# Start of Material provided

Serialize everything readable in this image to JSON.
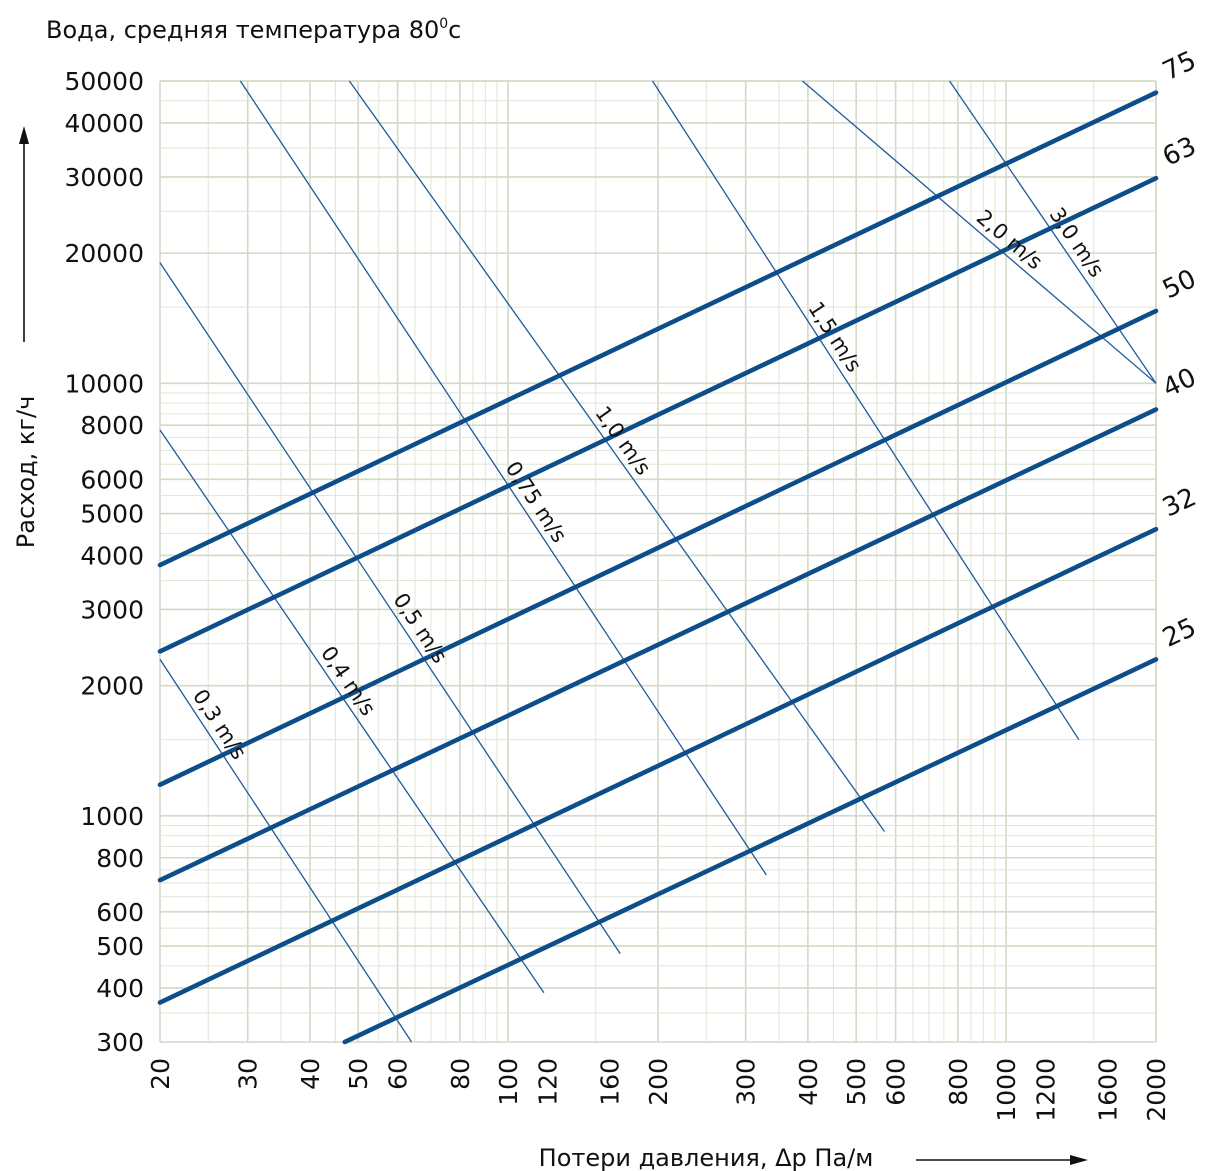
{
  "chart_data": {
    "type": "line",
    "title": "Вода, средняя температура 80",
    "title_superscript": "0",
    "title_suffix": "c",
    "xlabel": "Потери давления, Δp Па/м",
    "ylabel": "Расход, кг/ч",
    "x_scale": "log",
    "y_scale": "log",
    "xlim": [
      20,
      2000
    ],
    "ylim": [
      300,
      50000
    ],
    "grid": true,
    "x_ticks": [
      20,
      30,
      40,
      50,
      60,
      80,
      100,
      120,
      160,
      200,
      300,
      400,
      500,
      600,
      800,
      1000,
      1200,
      1600,
      2000
    ],
    "y_ticks": [
      300,
      400,
      500,
      600,
      800,
      1000,
      2000,
      3000,
      4000,
      5000,
      6000,
      8000,
      10000,
      20000,
      30000,
      40000,
      50000
    ],
    "pipe_series": [
      {
        "name": "25",
        "x": [
          47,
          2000
        ],
        "y": [
          300,
          2300
        ]
      },
      {
        "name": "32",
        "x": [
          20,
          2000
        ],
        "y": [
          370,
          4600
        ]
      },
      {
        "name": "40",
        "x": [
          20,
          2000
        ],
        "y": [
          710,
          8700
        ]
      },
      {
        "name": "50",
        "x": [
          20,
          2000
        ],
        "y": [
          1180,
          14700
        ]
      },
      {
        "name": "63",
        "x": [
          20,
          2000
        ],
        "y": [
          2400,
          29800
        ]
      },
      {
        "name": "75",
        "x": [
          20,
          2000
        ],
        "y": [
          3800,
          47000
        ]
      }
    ],
    "velocity_series": [
      {
        "name": "0,3 m/s",
        "x": [
          20,
          64
        ],
        "y": [
          2300,
          300
        ]
      },
      {
        "name": "0,4 m/s",
        "x": [
          20,
          118
        ],
        "y": [
          7800,
          390
        ]
      },
      {
        "name": "0,5 m/s",
        "x": [
          20,
          168
        ],
        "y": [
          19000,
          480
        ]
      },
      {
        "name": "0,75 m/s",
        "x": [
          29,
          330
        ],
        "y": [
          50000,
          730
        ]
      },
      {
        "name": "1,0 m/s",
        "x": [
          48,
          570
        ],
        "y": [
          50000,
          920
        ]
      },
      {
        "name": "1,5 m/s",
        "x": [
          195,
          1400
        ],
        "y": [
          50000,
          1500
        ]
      },
      {
        "name": "2,0 m/s",
        "x": [
          390,
          2000
        ],
        "y": [
          50000,
          10000
        ]
      },
      {
        "name": "3,0 m/s",
        "x": [
          770,
          2000
        ],
        "y": [
          50000,
          10000
        ]
      }
    ]
  }
}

# End of Material provided

Given instruction:
Give all the entries again exactly, dropping each picture.

Output for this exercise:
Serialize everything readable in this image to JSON.
{
  "chart_data": {
    "type": "line",
    "title": "Вода, средняя температура 80",
    "title_superscript": "0",
    "title_suffix": "c",
    "xlabel": "Потери давления, Δp Па/м",
    "ylabel": "Расход, кг/ч",
    "x_scale": "log",
    "y_scale": "log",
    "xlim": [
      20,
      2000
    ],
    "ylim": [
      300,
      50000
    ],
    "grid": true,
    "x_ticks": [
      20,
      30,
      40,
      50,
      60,
      80,
      100,
      120,
      160,
      200,
      300,
      400,
      500,
      600,
      800,
      1000,
      1200,
      1600,
      2000
    ],
    "y_ticks": [
      300,
      400,
      500,
      600,
      800,
      1000,
      2000,
      3000,
      4000,
      5000,
      6000,
      8000,
      10000,
      20000,
      30000,
      40000,
      50000
    ],
    "pipe_series": [
      {
        "name": "25",
        "x": [
          47,
          2000
        ],
        "y": [
          300,
          2300
        ]
      },
      {
        "name": "32",
        "x": [
          20,
          2000
        ],
        "y": [
          370,
          4600
        ]
      },
      {
        "name": "40",
        "x": [
          20,
          2000
        ],
        "y": [
          710,
          8700
        ]
      },
      {
        "name": "50",
        "x": [
          20,
          2000
        ],
        "y": [
          1180,
          14700
        ]
      },
      {
        "name": "63",
        "x": [
          20,
          2000
        ],
        "y": [
          2400,
          29800
        ]
      },
      {
        "name": "75",
        "x": [
          20,
          2000
        ],
        "y": [
          3800,
          47000
        ]
      }
    ],
    "velocity_series": [
      {
        "name": "0,3 m/s",
        "x": [
          20,
          64
        ],
        "y": [
          2300,
          300
        ]
      },
      {
        "name": "0,4 m/s",
        "x": [
          20,
          118
        ],
        "y": [
          7800,
          390
        ]
      },
      {
        "name": "0,5 m/s",
        "x": [
          20,
          168
        ],
        "y": [
          19000,
          480
        ]
      },
      {
        "name": "0,75 m/s",
        "x": [
          29,
          330
        ],
        "y": [
          50000,
          730
        ]
      },
      {
        "name": "1,0 m/s",
        "x": [
          48,
          570
        ],
        "y": [
          50000,
          920
        ]
      },
      {
        "name": "1,5 m/s",
        "x": [
          195,
          1400
        ],
        "y": [
          50000,
          1500
        ]
      },
      {
        "name": "2,0 m/s",
        "x": [
          390,
          2000
        ],
        "y": [
          50000,
          10000
        ]
      },
      {
        "name": "3,0 m/s",
        "x": [
          770,
          2000
        ],
        "y": [
          50000,
          10000
        ]
      }
    ]
  }
}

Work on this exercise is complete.